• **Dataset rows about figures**
(begin)

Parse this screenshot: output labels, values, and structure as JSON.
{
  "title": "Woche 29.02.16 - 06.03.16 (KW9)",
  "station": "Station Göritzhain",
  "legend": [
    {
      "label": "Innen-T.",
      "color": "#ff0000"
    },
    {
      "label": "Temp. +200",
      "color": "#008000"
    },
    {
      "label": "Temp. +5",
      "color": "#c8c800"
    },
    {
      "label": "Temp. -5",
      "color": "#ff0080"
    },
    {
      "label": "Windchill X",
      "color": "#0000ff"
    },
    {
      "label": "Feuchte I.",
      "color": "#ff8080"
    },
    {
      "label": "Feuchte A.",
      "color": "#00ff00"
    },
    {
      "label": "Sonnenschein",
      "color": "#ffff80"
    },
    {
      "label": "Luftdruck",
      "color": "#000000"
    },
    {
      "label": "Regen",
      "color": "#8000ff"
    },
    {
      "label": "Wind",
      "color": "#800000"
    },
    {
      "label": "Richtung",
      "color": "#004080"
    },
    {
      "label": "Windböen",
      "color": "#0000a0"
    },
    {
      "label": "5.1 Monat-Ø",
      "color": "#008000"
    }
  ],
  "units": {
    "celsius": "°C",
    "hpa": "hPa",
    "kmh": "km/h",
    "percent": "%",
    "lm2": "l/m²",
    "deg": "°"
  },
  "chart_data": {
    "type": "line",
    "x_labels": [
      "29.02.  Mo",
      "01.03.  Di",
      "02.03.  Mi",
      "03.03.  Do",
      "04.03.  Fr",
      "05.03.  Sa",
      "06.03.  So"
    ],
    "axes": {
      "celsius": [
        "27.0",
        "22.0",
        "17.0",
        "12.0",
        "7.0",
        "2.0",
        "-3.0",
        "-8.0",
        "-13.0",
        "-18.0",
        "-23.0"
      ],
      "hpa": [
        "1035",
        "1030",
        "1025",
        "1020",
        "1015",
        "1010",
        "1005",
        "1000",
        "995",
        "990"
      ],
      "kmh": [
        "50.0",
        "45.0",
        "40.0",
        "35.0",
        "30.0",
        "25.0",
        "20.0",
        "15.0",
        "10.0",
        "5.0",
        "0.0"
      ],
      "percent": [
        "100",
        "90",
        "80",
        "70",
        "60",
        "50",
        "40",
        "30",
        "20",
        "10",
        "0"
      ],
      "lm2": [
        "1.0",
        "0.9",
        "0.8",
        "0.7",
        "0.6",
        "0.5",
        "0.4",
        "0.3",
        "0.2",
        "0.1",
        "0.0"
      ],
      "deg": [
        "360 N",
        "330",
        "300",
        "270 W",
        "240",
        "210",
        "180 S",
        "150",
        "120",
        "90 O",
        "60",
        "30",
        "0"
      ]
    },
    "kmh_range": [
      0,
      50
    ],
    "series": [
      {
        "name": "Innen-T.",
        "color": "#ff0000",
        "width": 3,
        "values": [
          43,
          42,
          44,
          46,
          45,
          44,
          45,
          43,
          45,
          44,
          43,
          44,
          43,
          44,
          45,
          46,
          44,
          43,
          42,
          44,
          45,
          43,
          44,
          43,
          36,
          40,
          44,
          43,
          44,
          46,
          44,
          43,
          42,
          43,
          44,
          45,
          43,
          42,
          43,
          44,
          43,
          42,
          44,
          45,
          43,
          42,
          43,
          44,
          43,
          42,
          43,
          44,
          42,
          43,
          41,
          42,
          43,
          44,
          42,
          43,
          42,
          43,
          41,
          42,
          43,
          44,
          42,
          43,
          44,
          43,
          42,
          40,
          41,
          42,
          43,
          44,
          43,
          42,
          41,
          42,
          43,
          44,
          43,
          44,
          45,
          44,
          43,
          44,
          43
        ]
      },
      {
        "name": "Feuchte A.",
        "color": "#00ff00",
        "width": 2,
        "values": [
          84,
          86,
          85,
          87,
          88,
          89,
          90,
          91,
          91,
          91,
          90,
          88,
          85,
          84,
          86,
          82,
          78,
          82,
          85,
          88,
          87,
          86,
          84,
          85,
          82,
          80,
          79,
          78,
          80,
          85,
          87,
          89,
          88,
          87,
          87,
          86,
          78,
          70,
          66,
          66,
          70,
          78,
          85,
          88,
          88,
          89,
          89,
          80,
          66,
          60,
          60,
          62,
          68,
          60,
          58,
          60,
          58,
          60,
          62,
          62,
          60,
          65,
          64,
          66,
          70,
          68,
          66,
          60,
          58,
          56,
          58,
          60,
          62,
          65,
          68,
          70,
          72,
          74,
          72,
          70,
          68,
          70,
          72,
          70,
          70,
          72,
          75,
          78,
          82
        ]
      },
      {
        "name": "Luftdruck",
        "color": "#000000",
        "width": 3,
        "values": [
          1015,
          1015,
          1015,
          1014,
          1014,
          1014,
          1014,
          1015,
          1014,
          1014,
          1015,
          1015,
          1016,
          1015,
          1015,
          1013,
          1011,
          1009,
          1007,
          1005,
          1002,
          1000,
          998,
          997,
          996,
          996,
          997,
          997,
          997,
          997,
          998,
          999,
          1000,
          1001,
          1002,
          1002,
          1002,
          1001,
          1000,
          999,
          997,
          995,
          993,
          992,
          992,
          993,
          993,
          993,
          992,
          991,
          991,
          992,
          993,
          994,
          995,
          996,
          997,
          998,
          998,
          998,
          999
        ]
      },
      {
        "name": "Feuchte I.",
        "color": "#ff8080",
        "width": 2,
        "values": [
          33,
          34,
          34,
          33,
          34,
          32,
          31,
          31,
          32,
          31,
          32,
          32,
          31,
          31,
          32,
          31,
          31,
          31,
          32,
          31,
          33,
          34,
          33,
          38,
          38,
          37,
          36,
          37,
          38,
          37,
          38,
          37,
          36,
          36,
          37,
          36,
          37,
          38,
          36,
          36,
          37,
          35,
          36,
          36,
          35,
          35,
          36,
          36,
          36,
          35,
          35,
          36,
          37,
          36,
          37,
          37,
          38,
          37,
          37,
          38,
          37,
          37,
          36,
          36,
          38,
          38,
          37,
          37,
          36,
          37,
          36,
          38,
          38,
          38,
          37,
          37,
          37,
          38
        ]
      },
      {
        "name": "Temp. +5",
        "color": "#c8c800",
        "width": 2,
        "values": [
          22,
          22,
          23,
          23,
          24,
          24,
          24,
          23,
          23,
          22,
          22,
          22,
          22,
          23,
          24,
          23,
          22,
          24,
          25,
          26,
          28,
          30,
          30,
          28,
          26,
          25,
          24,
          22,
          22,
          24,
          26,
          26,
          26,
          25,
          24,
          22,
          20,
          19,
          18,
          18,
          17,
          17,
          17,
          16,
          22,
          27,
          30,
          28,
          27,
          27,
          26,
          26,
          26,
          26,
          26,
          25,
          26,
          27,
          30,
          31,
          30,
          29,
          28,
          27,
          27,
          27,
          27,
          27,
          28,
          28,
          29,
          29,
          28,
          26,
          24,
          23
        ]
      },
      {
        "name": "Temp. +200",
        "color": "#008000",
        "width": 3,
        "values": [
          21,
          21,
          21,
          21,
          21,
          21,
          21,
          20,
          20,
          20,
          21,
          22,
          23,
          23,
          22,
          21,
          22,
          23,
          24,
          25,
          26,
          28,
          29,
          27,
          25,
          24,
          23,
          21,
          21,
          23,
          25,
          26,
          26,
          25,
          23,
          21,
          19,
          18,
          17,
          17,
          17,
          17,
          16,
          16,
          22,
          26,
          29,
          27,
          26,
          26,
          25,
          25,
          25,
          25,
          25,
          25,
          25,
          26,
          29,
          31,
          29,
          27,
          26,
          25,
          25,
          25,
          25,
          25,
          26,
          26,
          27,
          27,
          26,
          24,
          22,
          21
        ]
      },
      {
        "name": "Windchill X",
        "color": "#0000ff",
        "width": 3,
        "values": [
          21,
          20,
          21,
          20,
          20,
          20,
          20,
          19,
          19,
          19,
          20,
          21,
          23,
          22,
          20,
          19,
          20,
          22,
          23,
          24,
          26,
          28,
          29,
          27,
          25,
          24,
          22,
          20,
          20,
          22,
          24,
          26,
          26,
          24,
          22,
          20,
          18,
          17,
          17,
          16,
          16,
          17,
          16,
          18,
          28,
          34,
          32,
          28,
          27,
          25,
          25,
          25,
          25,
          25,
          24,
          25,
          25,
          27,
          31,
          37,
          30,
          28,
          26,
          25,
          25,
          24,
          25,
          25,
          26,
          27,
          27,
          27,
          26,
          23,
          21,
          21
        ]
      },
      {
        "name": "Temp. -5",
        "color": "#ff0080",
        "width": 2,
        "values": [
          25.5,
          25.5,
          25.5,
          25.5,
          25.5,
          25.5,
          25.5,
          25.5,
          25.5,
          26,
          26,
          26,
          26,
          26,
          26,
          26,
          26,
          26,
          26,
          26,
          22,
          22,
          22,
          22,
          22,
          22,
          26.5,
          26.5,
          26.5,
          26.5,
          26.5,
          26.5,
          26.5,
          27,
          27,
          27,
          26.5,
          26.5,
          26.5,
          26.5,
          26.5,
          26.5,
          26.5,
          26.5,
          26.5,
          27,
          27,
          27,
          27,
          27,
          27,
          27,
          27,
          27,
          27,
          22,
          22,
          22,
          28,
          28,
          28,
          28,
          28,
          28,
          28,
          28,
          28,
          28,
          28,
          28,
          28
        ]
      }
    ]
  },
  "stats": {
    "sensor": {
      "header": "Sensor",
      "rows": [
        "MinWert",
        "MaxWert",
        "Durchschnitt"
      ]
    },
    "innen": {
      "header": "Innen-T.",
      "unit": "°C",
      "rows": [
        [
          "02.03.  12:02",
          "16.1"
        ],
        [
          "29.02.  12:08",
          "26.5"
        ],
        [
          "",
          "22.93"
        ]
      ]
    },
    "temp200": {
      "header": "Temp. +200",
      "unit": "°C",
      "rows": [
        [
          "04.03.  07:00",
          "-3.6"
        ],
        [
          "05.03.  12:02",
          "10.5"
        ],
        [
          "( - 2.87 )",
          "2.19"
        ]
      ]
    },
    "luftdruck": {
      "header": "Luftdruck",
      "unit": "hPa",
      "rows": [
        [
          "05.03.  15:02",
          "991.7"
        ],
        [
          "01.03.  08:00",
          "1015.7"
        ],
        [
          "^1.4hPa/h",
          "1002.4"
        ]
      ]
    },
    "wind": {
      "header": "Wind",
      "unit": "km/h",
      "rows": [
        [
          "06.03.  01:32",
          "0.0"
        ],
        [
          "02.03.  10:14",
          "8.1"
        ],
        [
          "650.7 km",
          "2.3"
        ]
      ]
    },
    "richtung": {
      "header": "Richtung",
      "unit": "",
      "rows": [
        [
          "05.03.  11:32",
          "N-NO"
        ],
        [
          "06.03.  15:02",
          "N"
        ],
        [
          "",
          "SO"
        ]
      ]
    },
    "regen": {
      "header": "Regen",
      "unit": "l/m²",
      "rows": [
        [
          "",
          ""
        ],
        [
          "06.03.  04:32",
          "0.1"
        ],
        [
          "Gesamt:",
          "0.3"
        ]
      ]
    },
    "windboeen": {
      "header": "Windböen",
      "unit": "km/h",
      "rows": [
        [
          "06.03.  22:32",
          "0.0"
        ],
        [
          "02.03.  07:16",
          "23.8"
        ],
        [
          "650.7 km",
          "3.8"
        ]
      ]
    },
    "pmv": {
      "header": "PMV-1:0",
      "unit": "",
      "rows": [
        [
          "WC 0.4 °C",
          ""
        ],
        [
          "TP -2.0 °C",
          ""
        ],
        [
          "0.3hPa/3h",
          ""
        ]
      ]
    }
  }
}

(end)

• **THE TASK**
Copy out each line of the listing that holds "name".

• **REPLY**
        "name": "Innen-T.",
        "name": "Feuchte A.",
        "name": "Luftdruck",
        "name": "Feuchte I.",
        "name": "Temp. +5",
        "name": "Temp. +200",
        "name": "Windchill X",
        "name": "Temp. -5",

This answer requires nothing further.